» Exercise
Below is a set of records. Repeat all of them exactly.

══════════════════════════════

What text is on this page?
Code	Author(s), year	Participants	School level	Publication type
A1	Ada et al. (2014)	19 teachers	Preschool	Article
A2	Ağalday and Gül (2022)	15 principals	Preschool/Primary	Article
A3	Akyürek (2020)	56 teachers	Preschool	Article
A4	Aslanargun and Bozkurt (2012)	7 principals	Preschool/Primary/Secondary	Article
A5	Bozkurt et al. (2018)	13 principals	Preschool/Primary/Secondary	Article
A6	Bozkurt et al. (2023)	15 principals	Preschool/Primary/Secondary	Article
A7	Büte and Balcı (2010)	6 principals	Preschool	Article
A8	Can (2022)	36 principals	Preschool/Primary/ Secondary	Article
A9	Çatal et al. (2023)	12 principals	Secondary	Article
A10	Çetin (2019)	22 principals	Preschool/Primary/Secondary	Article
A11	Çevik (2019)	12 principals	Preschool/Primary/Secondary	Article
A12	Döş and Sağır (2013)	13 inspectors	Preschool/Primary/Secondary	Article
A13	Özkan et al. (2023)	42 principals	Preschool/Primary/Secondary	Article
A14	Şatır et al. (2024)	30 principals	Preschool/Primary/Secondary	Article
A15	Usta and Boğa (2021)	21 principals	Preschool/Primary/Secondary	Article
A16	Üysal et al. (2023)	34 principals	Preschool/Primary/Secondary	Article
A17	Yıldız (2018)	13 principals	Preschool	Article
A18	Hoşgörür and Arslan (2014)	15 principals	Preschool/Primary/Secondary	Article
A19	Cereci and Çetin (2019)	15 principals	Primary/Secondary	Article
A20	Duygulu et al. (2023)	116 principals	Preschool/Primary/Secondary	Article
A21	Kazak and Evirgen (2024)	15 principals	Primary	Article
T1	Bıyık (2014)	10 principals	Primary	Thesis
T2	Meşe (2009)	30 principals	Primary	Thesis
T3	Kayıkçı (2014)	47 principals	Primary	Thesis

══════════════════════════════

» Exercise result
What text is on this page?
Code	Author(s), year	Participants	School level	Publication type
A1	Ada et al. (2014)	19 teachers	Preschool	Article
A2	Ağalday and Gül (2022)	15 principals	Preschool/Primary	Article
A3	Akyürek (2020)	56 teachers	Preschool	Article
A4	Aslanargun and Bozkurt (2012)	7 principals	Preschool/Primary/Secondary	Article
A5	Bozkurt et al. (2018)	13 principals	Preschool/Primary/Secondary	Article
A6	Bozkurt et al. (2023)	15 principals	Preschool/Primary/Secondary	Article
A7	Büte and Balcı (2010)	6 principals	Preschool	Article
A8	Can (2022)	36 principals	Preschool/Primary/ Secondary	Article
A9	Çatal et al. (2023)	12 principals	Secondary	Article
A10	Çetin (2019)	22 principals	Preschool/Primary/Secondary	Article
A11	Çevik (2019)	12 principals	Preschool/Primary/Secondary	Article
A12	Döş and Sağır (2013)	13 inspectors	Preschool/Primary/Secondary	Article
A13	Özkan et al. (2023)	42 principals	Preschool/Primary/Secondary	Article
A14	Şatır et al. (2024)	30 principals	Preschool/Primary/Secondary	Article
A15	Usta and Boğa (2021)	21 principals	Preschool/Primary/Secondary	Article
A16	Üysal et al. (2023)	34 principals	Preschool/Primary/Secondary	Article
A17	Yıldız (2018)	13 principals	Preschool	Article
A18	Hoşgörür and Arslan (2014)	15 principals	Preschool/Primary/Secondary	Article
A19	Cereci and Çetin (2019)	15 principals	Primary/Secondary	Article
A20	Duygulu et al. (2023)	116 principals	Preschool/Primary/Secondary	Article
A21	Kazak and Evirgen (2024)	15 principals	Primary	Article
T1	Bıyık (2014)	10 principals	Primary	Thesis
T2	Meşe (2009)	30 principals	Primary	Thesis
T3	Kayıkçı (2014)	47 principals	Primary	Thesis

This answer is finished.